§ Work required: Exactly reproduce the entries, dropping any pictures from your copy.

§ Records supplied:
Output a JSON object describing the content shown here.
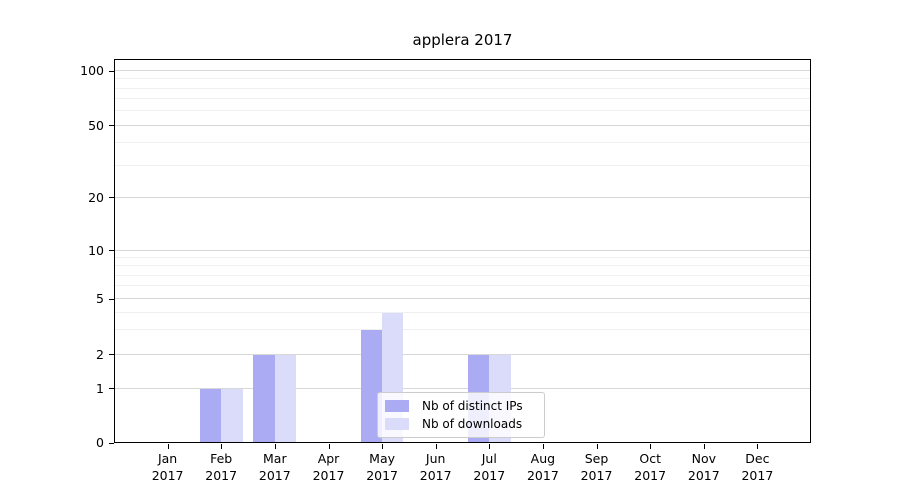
{
  "title": "applera 2017",
  "chart_data": {
    "type": "bar",
    "title": "applera 2017",
    "categories": [
      "Jan 2017",
      "Feb 2017",
      "Mar 2017",
      "Apr 2017",
      "May 2017",
      "Jun 2017",
      "Jul 2017",
      "Aug 2017",
      "Sep 2017",
      "Oct 2017",
      "Nov 2017",
      "Dec 2017"
    ],
    "series": [
      {
        "name": "Nb of distinct IPs",
        "color": "#ababf4",
        "values": [
          0,
          1,
          2,
          0,
          3,
          0,
          2,
          0,
          0,
          0,
          0,
          0
        ]
      },
      {
        "name": "Nb of downloads",
        "color": "#dbdbfa",
        "values": [
          0,
          1,
          2,
          0,
          4,
          0,
          2,
          0,
          0,
          0,
          0,
          0
        ]
      }
    ],
    "xlabel": "",
    "ylabel": "",
    "yscale": "symlog",
    "ylim": [
      0,
      110
    ],
    "yticks": [
      0,
      1,
      2,
      5,
      10,
      20,
      50,
      100
    ],
    "y_minor_ticks": [
      3,
      4,
      6,
      7,
      8,
      9,
      30,
      40,
      60,
      70,
      80,
      90
    ],
    "grid": "horizontal major and minor",
    "legend_position": "lower center"
  },
  "colors": {
    "grid_major": "#d8d8d8",
    "grid_minor": "#f0f0f0",
    "axis": "#000000",
    "legend_border": "#cccccc",
    "legend_background": "rgba(255,255,255,0.8)",
    "text": "#000000"
  }
}
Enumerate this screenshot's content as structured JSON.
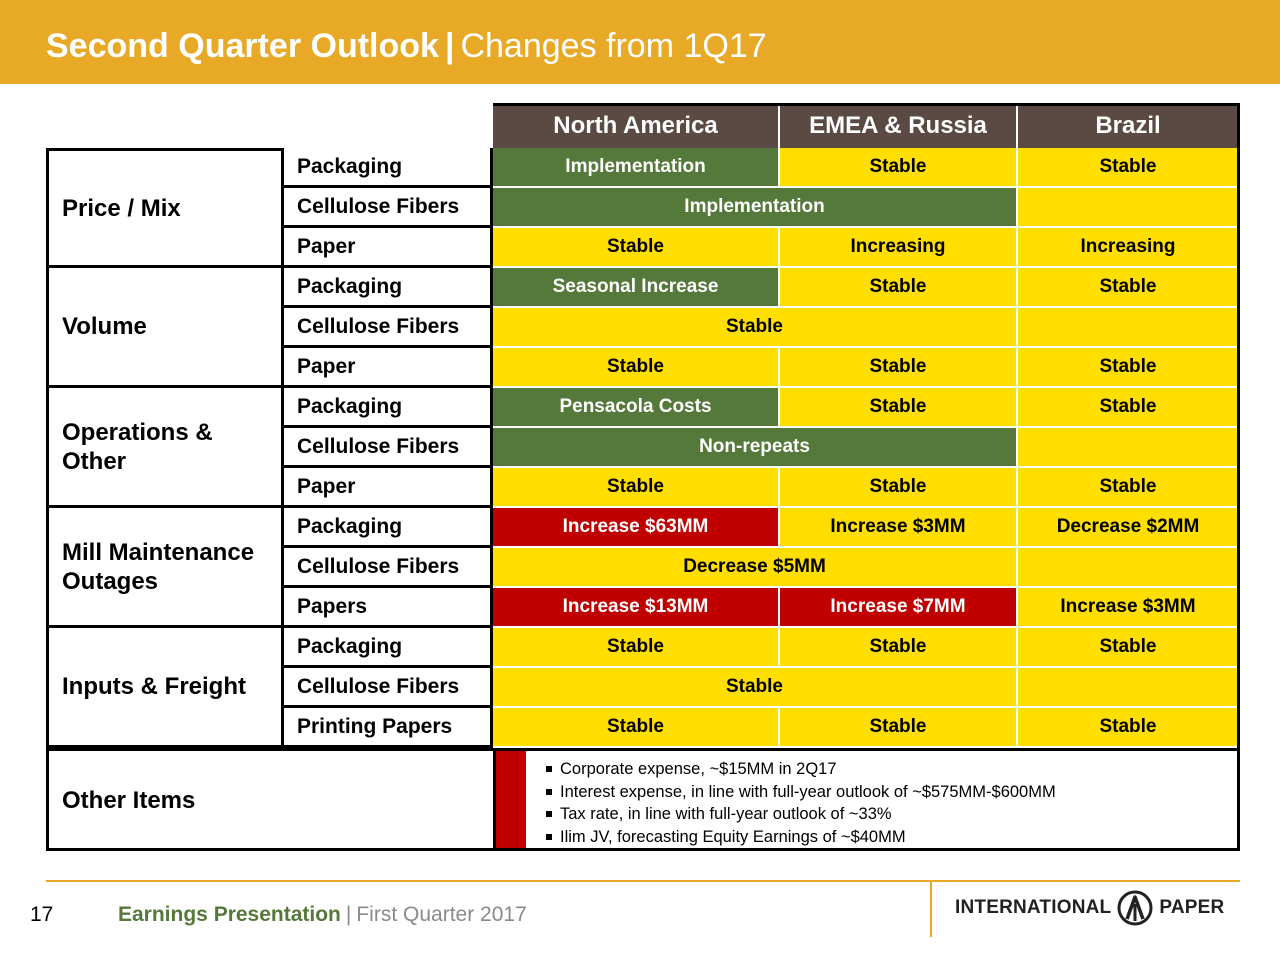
{
  "header": {
    "title_main": "Second Quarter Outlook",
    "title_sep": "|",
    "title_sub": "Changes from 1Q17"
  },
  "columns": [
    "North America",
    "EMEA & Russia",
    "Brazil"
  ],
  "categories": [
    {
      "label": "Price / Mix",
      "rows": [
        {
          "label": "Packaging",
          "cells": [
            {
              "text": "Implementation",
              "color": "green"
            },
            {
              "text": "Stable",
              "color": "yellow"
            },
            {
              "text": "Stable",
              "color": "yellow"
            }
          ]
        },
        {
          "label": "Cellulose Fibers",
          "cells": [
            {
              "text": "Implementation",
              "color": "green",
              "span": 2
            },
            {
              "text": "",
              "color": "yellow"
            }
          ]
        },
        {
          "label": "Paper",
          "cells": [
            {
              "text": "Stable",
              "color": "yellow"
            },
            {
              "text": "Increasing",
              "color": "yellow"
            },
            {
              "text": "Increasing",
              "color": "yellow"
            }
          ]
        }
      ]
    },
    {
      "label": "Volume",
      "rows": [
        {
          "label": "Packaging",
          "cells": [
            {
              "text": "Seasonal Increase",
              "color": "green"
            },
            {
              "text": "Stable",
              "color": "yellow"
            },
            {
              "text": "Stable",
              "color": "yellow"
            }
          ]
        },
        {
          "label": "Cellulose Fibers",
          "cells": [
            {
              "text": "Stable",
              "color": "yellow",
              "span": 2
            },
            {
              "text": "",
              "color": "yellow"
            }
          ]
        },
        {
          "label": "Paper",
          "cells": [
            {
              "text": "Stable",
              "color": "yellow"
            },
            {
              "text": "Stable",
              "color": "yellow"
            },
            {
              "text": "Stable",
              "color": "yellow"
            }
          ]
        }
      ]
    },
    {
      "label": "Operations & Other",
      "rows": [
        {
          "label": "Packaging",
          "cells": [
            {
              "text": "Pensacola Costs",
              "color": "green"
            },
            {
              "text": "Stable",
              "color": "yellow"
            },
            {
              "text": "Stable",
              "color": "yellow"
            }
          ]
        },
        {
          "label": "Cellulose Fibers",
          "cells": [
            {
              "text": "Non-repeats",
              "color": "green",
              "span": 2
            },
            {
              "text": "",
              "color": "yellow"
            }
          ]
        },
        {
          "label": "Paper",
          "cells": [
            {
              "text": "Stable",
              "color": "yellow"
            },
            {
              "text": "Stable",
              "color": "yellow"
            },
            {
              "text": "Stable",
              "color": "yellow"
            }
          ]
        }
      ]
    },
    {
      "label": "Mill Maintenance Outages",
      "rows": [
        {
          "label": "Packaging",
          "cells": [
            {
              "text": "Increase $63MM",
              "color": "red"
            },
            {
              "text": "Increase $3MM",
              "color": "yellow"
            },
            {
              "text": "Decrease $2MM",
              "color": "yellow"
            }
          ]
        },
        {
          "label": "Cellulose Fibers",
          "cells": [
            {
              "text": "Decrease $5MM",
              "color": "yellow",
              "span": 2
            },
            {
              "text": "",
              "color": "yellow"
            }
          ]
        },
        {
          "label": "Papers",
          "cells": [
            {
              "text": "Increase $13MM",
              "color": "red"
            },
            {
              "text": "Increase $7MM",
              "color": "red"
            },
            {
              "text": "Increase $3MM",
              "color": "yellow"
            }
          ]
        }
      ]
    },
    {
      "label": "Inputs & Freight",
      "rows": [
        {
          "label": "Packaging",
          "cells": [
            {
              "text": "Stable",
              "color": "yellow"
            },
            {
              "text": "Stable",
              "color": "yellow"
            },
            {
              "text": "Stable",
              "color": "yellow"
            }
          ]
        },
        {
          "label": "Cellulose Fibers",
          "cells": [
            {
              "text": "Stable",
              "color": "yellow",
              "span": 2
            },
            {
              "text": "",
              "color": "yellow"
            }
          ]
        },
        {
          "label": "Printing Papers",
          "cells": [
            {
              "text": "Stable",
              "color": "yellow"
            },
            {
              "text": "Stable",
              "color": "yellow"
            },
            {
              "text": "Stable",
              "color": "yellow"
            }
          ]
        }
      ]
    }
  ],
  "other_items": {
    "label": "Other Items",
    "bullets": [
      "Corporate expense, ~$15MM in 2Q17",
      "Interest expense, in line with full-year outlook of ~$575MM-$600MM",
      "Tax rate, in line with full-year outlook of ~33%",
      "Ilim JV, forecasting Equity Earnings of ~$40MM"
    ]
  },
  "footer": {
    "page_number": "17",
    "presentation": "Earnings Presentation",
    "separator": "|",
    "period": "First Quarter 2017",
    "logo_left": "INTERNATIONAL",
    "logo_right": "PAPER",
    "logo_icon": "international-paper-logo-icon"
  },
  "colors": {
    "header_bg": "#E8A927",
    "column_header_bg": "#5A4A43",
    "green": "#55793A",
    "yellow": "#FFDE00",
    "red": "#C00000"
  }
}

§ Result for this exercise:
Output a JSON object describing the content shown here.
{
  "title": "applera 2017",
  "chart_data": {
    "type": "bar",
    "title": "applera 2017",
    "categories": [
      "Jan 2017",
      "Feb 2017",
      "Mar 2017",
      "Apr 2017",
      "May 2017",
      "Jun 2017",
      "Jul 2017",
      "Aug 2017",
      "Sep 2017",
      "Oct 2017",
      "Nov 2017",
      "Dec 2017"
    ],
    "series": [
      {
        "name": "Nb of distinct IPs",
        "color": "#ababf4",
        "values": [
          0,
          1,
          2,
          0,
          3,
          0,
          2,
          0,
          0,
          0,
          0,
          0
        ]
      },
      {
        "name": "Nb of downloads",
        "color": "#dbdbfa",
        "values": [
          0,
          1,
          2,
          0,
          4,
          0,
          2,
          0,
          0,
          0,
          0,
          0
        ]
      }
    ],
    "xlabel": "",
    "ylabel": "",
    "yscale": "symlog",
    "ylim": [
      0,
      110
    ],
    "yticks": [
      0,
      1,
      2,
      5,
      10,
      20,
      50,
      100
    ],
    "y_minor_ticks": [
      3,
      4,
      6,
      7,
      8,
      9,
      30,
      40,
      60,
      70,
      80,
      90
    ],
    "grid": "horizontal major and minor",
    "legend_position": "lower center"
  },
  "colors": {
    "grid_major": "#d8d8d8",
    "grid_minor": "#f0f0f0",
    "axis": "#000000",
    "legend_border": "#cccccc",
    "legend_background": "rgba(255,255,255,0.8)",
    "text": "#000000"
  }
}
Enumerate this screenshot's content as structured JSON.
{
  "header": {
    "title_main": "Second Quarter Outlook",
    "title_sep": "|",
    "title_sub": "Changes from 1Q17"
  },
  "columns": [
    "North America",
    "EMEA & Russia",
    "Brazil"
  ],
  "categories": [
    {
      "label": "Price / Mix",
      "rows": [
        {
          "label": "Packaging",
          "cells": [
            {
              "text": "Implementation",
              "color": "green"
            },
            {
              "text": "Stable",
              "color": "yellow"
            },
            {
              "text": "Stable",
              "color": "yellow"
            }
          ]
        },
        {
          "label": "Cellulose Fibers",
          "cells": [
            {
              "text": "Implementation",
              "color": "green",
              "span": 2
            },
            {
              "text": "",
              "color": "yellow"
            }
          ]
        },
        {
          "label": "Paper",
          "cells": [
            {
              "text": "Stable",
              "color": "yellow"
            },
            {
              "text": "Increasing",
              "color": "yellow"
            },
            {
              "text": "Increasing",
              "color": "yellow"
            }
          ]
        }
      ]
    },
    {
      "label": "Volume",
      "rows": [
        {
          "label": "Packaging",
          "cells": [
            {
              "text": "Seasonal Increase",
              "color": "green"
            },
            {
              "text": "Stable",
              "color": "yellow"
            },
            {
              "text": "Stable",
              "color": "yellow"
            }
          ]
        },
        {
          "label": "Cellulose Fibers",
          "cells": [
            {
              "text": "Stable",
              "color": "yellow",
              "span": 2
            },
            {
              "text": "",
              "color": "yellow"
            }
          ]
        },
        {
          "label": "Paper",
          "cells": [
            {
              "text": "Stable",
              "color": "yellow"
            },
            {
              "text": "Stable",
              "color": "yellow"
            },
            {
              "text": "Stable",
              "color": "yellow"
            }
          ]
        }
      ]
    },
    {
      "label": "Operations & Other",
      "rows": [
        {
          "label": "Packaging",
          "cells": [
            {
              "text": "Pensacola Costs",
              "color": "green"
            },
            {
              "text": "Stable",
              "color": "yellow"
            },
            {
              "text": "Stable",
              "color": "yellow"
            }
          ]
        },
        {
          "label": "Cellulose Fibers",
          "cells": [
            {
              "text": "Non-repeats",
              "color": "green",
              "span": 2
            },
            {
              "text": "",
              "color": "yellow"
            }
          ]
        },
        {
          "label": "Paper",
          "cells": [
            {
              "text": "Stable",
              "color": "yellow"
            },
            {
              "text": "Stable",
              "color": "yellow"
            },
            {
              "text": "Stable",
              "color": "yellow"
            }
          ]
        }
      ]
    },
    {
      "label": "Mill Maintenance Outages",
      "rows": [
        {
          "label": "Packaging",
          "cells": [
            {
              "text": "Increase $63MM",
              "color": "red"
            },
            {
              "text": "Increase $3MM",
              "color": "yellow"
            },
            {
              "text": "Decrease $2MM",
              "color": "yellow"
            }
          ]
        },
        {
          "label": "Cellulose Fibers",
          "cells": [
            {
              "text": "Decrease $5MM",
              "color": "yellow",
              "span": 2
            },
            {
              "text": "",
              "color": "yellow"
            }
          ]
        },
        {
          "label": "Papers",
          "cells": [
            {
              "text": "Increase $13MM",
              "color": "red"
            },
            {
              "text": "Increase $7MM",
              "color": "red"
            },
            {
              "text": "Increase $3MM",
              "color": "yellow"
            }
          ]
        }
      ]
    },
    {
      "label": "Inputs & Freight",
      "rows": [
        {
          "label": "Packaging",
          "cells": [
            {
              "text": "Stable",
              "color": "yellow"
            },
            {
              "text": "Stable",
              "color": "yellow"
            },
            {
              "text": "Stable",
              "color": "yellow"
            }
          ]
        },
        {
          "label": "Cellulose Fibers",
          "cells": [
            {
              "text": "Stable",
              "color": "yellow",
              "span": 2
            },
            {
              "text": "",
              "color": "yellow"
            }
          ]
        },
        {
          "label": "Printing Papers",
          "cells": [
            {
              "text": "Stable",
              "color": "yellow"
            },
            {
              "text": "Stable",
              "color": "yellow"
            },
            {
              "text": "Stable",
              "color": "yellow"
            }
          ]
        }
      ]
    }
  ],
  "other_items": {
    "label": "Other Items",
    "bullets": [
      "Corporate expense, ~$15MM in 2Q17",
      "Interest expense, in line with full-year outlook of ~$575MM-$600MM",
      "Tax rate, in line with full-year outlook of ~33%",
      "Ilim JV, forecasting Equity Earnings of ~$40MM"
    ]
  },
  "footer": {
    "page_number": "17",
    "presentation": "Earnings Presentation",
    "separator": "|",
    "period": "First Quarter 2017",
    "logo_left": "INTERNATIONAL",
    "logo_right": "PAPER",
    "logo_icon": "international-paper-logo-icon"
  },
  "colors": {
    "header_bg": "#E8A927",
    "column_header_bg": "#5A4A43",
    "green": "#55793A",
    "yellow": "#FFDE00",
    "red": "#C00000"
  }
}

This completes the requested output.